▸ Task brief:
Pictures do not belong in the copy. Return all of the entries exactly.
#### Excerpted records ####
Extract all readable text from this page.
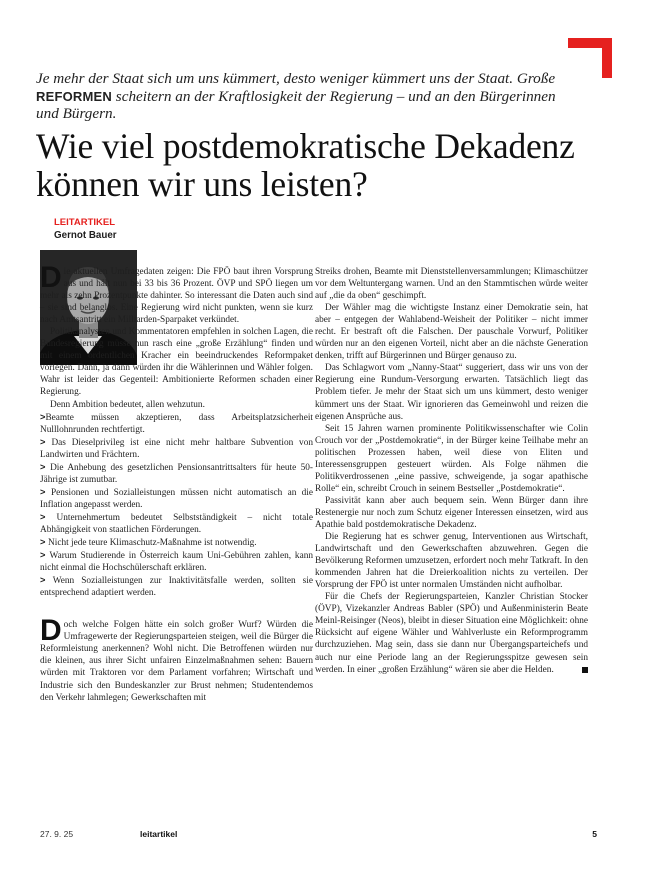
Je mehr der Staat sich um uns kümmert, desto weniger kümmert uns der Staat. Große REFORMEN scheitern an der Kraftlosigkeit der Regierung – und an den Bürgerinnen und Bürgern.
Wie viel postdemokratische Dekadenz können wir uns leisten?
LEITARTIKEL
Gernot Bauer

Die aktuellen Umfragedaten zeigen: Die FPÖ baut ihren Vorsprung aus und hält nun bei 33 bis 36 Prozent. ÖVP und SPÖ liegen um mehr als zehn Prozentpunkte dahinter. So interessant die Daten auch sind – sie sind belanglos. Eine Regierung wird nicht punkten, wenn sie kurz nach Amtsantritt ein Milliarden-Sparpaket verkündet.

Politikanalysten und Kommentatoren empfehlen in solchen Lagen, die Bundesregierung müsse nun rasch eine „große Erzählung“ finden und mit einem ordentlichen Kracher ein beeindruckendes Reformpaket vorlegen. Dann, ja dann würden ihr die Wählerinnen und Wähler folgen. Wahr ist leider das Gegenteil: Ambitionierte Reformen schaden einer Regierung.

Denn Ambition bedeutet, allen wehzutun.

>Beamte müssen akzeptieren, dass Arbeitsplatzsicherheit Nulllohnrunden rechtfertigt.

> Das Dieselprivileg ist eine nicht mehr haltbare Subvention von Landwirten und Frächtern.

> Die Anhebung des gesetzlichen Pensionsantrittsalters für heute 50-Jährige ist zumutbar.

> Pensionen und Sozialleistungen müssen nicht automatisch an die Inflation angepasst werden.

> Unternehmertum bedeutet Selbstständigkeit – nicht totale Abhängigkeit von staatlichen Förderungen.

> Nicht jede teure Klimaschutz-Maßnahme ist notwendig.

> Warum Studierende in Österreich kaum Uni-Gebühren zahlen, kann nicht einmal die Hochschülerschaft erklären.

> Wenn Sozialleistungen zur Inaktivitätsfalle werden, sollten sie entsprechend adaptiert werden.

Doch welche Folgen hätte ein solch großer Wurf? Würden die Umfragewerte der Regierungsparteien steigen, weil die Bürger die Reformleistung anerkennen? Wohl nicht. Die Betroffenen würden nur die kleinen, aus ihrer Sicht unfairen Einzelmaßnahmen sehen: Bauern würden mit Traktoren vor dem Parlament vorfahren; Wirtschaft und Industrie sich den Bundeskanzler zur Brust nehmen; Studentendemos den Verkehr lahmlegen; Gewerkschaften mit

Streiks drohen, Beamte mit Dienststellenversammlungen; Klimaschützer vor dem Weltuntergang warnen. Und an den Stammtischen würde weiter auf „die da oben“ geschimpft.

Der Wähler mag die wichtigste Instanz einer Demokratie sein, hat aber – entgegen der Wahlabend-Weisheit der Politiker – nicht immer recht. Er bestraft oft die Falschen. Der pauschale Vorwurf, Politiker würden nur an den eigenen Vorteil, nicht aber an die nächste Generation denken, trifft auf Bürgerinnen und Bürger genauso zu.

Das Schlagwort vom „Nanny-Staat“ suggeriert, dass wir uns von der Regierung eine Rundum-Versorgung erwarten. Tatsächlich liegt das Problem tiefer. Je mehr der Staat sich um uns kümmert, desto weniger kümmert uns der Staat. Wir ignorieren das Gemeinwohl und reizen die eigenen Ansprüche aus.

Seit 15 Jahren warnen prominente Politikwissenschafter wie Colin Crouch vor der „Postdemokratie“, in der Bürger keine Teilhabe mehr an politischen Prozessen haben, weil diese von Eliten und Interessensgruppen gesteuert würden. Als Folge nähmen die Politikverdrossenen „eine passive, schweigende, ja sogar apathische Rolle“ ein, schreibt Crouch in seinem Bestseller „Postdemokratie“.

Passivität kann aber auch bequem sein. Wenn Bürger dann ihre Restenergie nur noch zum Schutz eigener Interessen einsetzen, wird aus Apathie bald postdemokratische Dekadenz.

Die Regierung hat es schwer genug, Interventionen aus Wirtschaft, Landwirtschaft und den Gewerkschaften abzuwehren. Gegen die Bevölkerung Reformen umzusetzen, erfordert noch mehr Tatkraft. In den kommenden Jahren hat die Dreierkoalition nichts zu verteilen. Der Vorsprung der FPÖ ist unter normalen Umständen nicht aufholbar.

Für die Chefs der Regierungsparteien, Kanzler Christian Stocker (ÖVP), Vizekanzler Andreas Babler (SPÖ) und Außenministerin Beate Meinl-Reisinger (Neos), bleibt in dieser Situation eine Möglichkeit: ohne Rücksicht auf eigene Wähler und Wahlverluste ein Reformprogramm durchzuziehen. Mag sein, dass sie dann nur Übergangsparteichefs und auch nur eine Periode lang an der Regierungsspitze gewesen sein werden. In einer „großen Erzählung“ wären sie aber die Helden.

27. 9. 25	leitartikel	5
####
▸ Solution for this problem:
Extract all readable text from this page.
Je mehr der Staat sich um uns kümmert, desto weniger kümmert uns der Staat. Große REFORMEN scheitern an der Kraftlosigkeit der Regierung – und an den Bürgerinnen und Bürgern.
Wie viel postdemokratische Dekadenz können wir uns leisten?
LEITARTIKEL
Gernot Bauer

Die aktuellen Umfragedaten zeigen: Die FPÖ baut ihren Vorsprung aus und hält nun bei 33 bis 36 Prozent. ÖVP und SPÖ liegen um mehr als zehn Prozentpunkte dahinter. So interessant die Daten auch sind – sie sind belanglos. Eine Regierung wird nicht punkten, wenn sie kurz nach Amtsantritt ein Milliarden-Sparpaket verkündet.

Politikanalysten und Kommentatoren empfehlen in solchen Lagen, die Bundesregierung müsse nun rasch eine „große Erzählung“ finden und mit einem ordentlichen Kracher ein beeindruckendes Reformpaket vorlegen. Dann, ja dann würden ihr die Wählerinnen und Wähler folgen. Wahr ist leider das Gegenteil: Ambitionierte Reformen schaden einer Regierung.

Denn Ambition bedeutet, allen wehzutun.

>Beamte müssen akzeptieren, dass Arbeitsplatzsicherheit Nulllohnrunden rechtfertigt.

> Das Dieselprivileg ist eine nicht mehr haltbare Subvention von Landwirten und Frächtern.

> Die Anhebung des gesetzlichen Pensionsantrittsalters für heute 50-Jährige ist zumutbar.

> Pensionen und Sozialleistungen müssen nicht automatisch an die Inflation angepasst werden.

> Unternehmertum bedeutet Selbstständigkeit – nicht totale Abhängigkeit von staatlichen Förderungen.

> Nicht jede teure Klimaschutz-Maßnahme ist notwendig.

> Warum Studierende in Österreich kaum Uni-Gebühren zahlen, kann nicht einmal die Hochschülerschaft erklären.

> Wenn Sozialleistungen zur Inaktivitätsfalle werden, sollten sie entsprechend adaptiert werden.

Doch welche Folgen hätte ein solch großer Wurf? Würden die Umfragewerte der Regierungsparteien steigen, weil die Bürger die Reformleistung anerkennen? Wohl nicht. Die Betroffenen würden nur die kleinen, aus ihrer Sicht unfairen Einzelmaßnahmen sehen: Bauern würden mit Traktoren vor dem Parlament vorfahren; Wirtschaft und Industrie sich den Bundeskanzler zur Brust nehmen; Studentendemos den Verkehr lahmlegen; Gewerkschaften mit

Streiks drohen, Beamte mit Dienststellenversammlungen; Klimaschützer vor dem Weltuntergang warnen. Und an den Stammtischen würde weiter auf „die da oben“ geschimpft.

Der Wähler mag die wichtigste Instanz einer Demokratie sein, hat aber – entgegen der Wahlabend-Weisheit der Politiker – nicht immer recht. Er bestraft oft die Falschen. Der pauschale Vorwurf, Politiker würden nur an den eigenen Vorteil, nicht aber an die nächste Generation denken, trifft auf Bürgerinnen und Bürger genauso zu.

Das Schlagwort vom „Nanny-Staat“ suggeriert, dass wir uns von der Regierung eine Rundum-Versorgung erwarten. Tatsächlich liegt das Problem tiefer. Je mehr der Staat sich um uns kümmert, desto weniger kümmert uns der Staat. Wir ignorieren das Gemeinwohl und reizen die eigenen Ansprüche aus.

Seit 15 Jahren warnen prominente Politikwissenschafter wie Colin Crouch vor der „Postdemokratie“, in der Bürger keine Teilhabe mehr an politischen Prozessen haben, weil diese von Eliten und Interessensgruppen gesteuert würden. Als Folge nähmen die Politikverdrossenen „eine passive, schweigende, ja sogar apathische Rolle“ ein, schreibt Crouch in seinem Bestseller „Postdemokratie“.

Passivität kann aber auch bequem sein. Wenn Bürger dann ihre Restenergie nur noch zum Schutz eigener Interessen einsetzen, wird aus Apathie bald postdemokratische Dekadenz.

Die Regierung hat es schwer genug, Interventionen aus Wirtschaft, Landwirtschaft und den Gewerkschaften abzuwehren. Gegen die Bevölkerung Reformen umzusetzen, erfordert noch mehr Tatkraft. In den kommenden Jahren hat die Dreierkoalition nichts zu verteilen. Der Vorsprung der FPÖ ist unter normalen Umständen nicht aufholbar.

Für die Chefs der Regierungsparteien, Kanzler Christian Stocker (ÖVP), Vizekanzler Andreas Babler (SPÖ) und Außenministerin Beate Meinl-Reisinger (Neos), bleibt in dieser Situation eine Möglichkeit: ohne Rücksicht auf eigene Wähler und Wahlverluste ein Reformprogramm durchzuziehen. Mag sein, dass sie dann nur Übergangsparteichefs und auch nur eine Periode lang an der Regierungsspitze gewesen sein werden. In einer „großen Erzählung“ wären sie aber die Helden.

27. 9. 25	leitartikel	5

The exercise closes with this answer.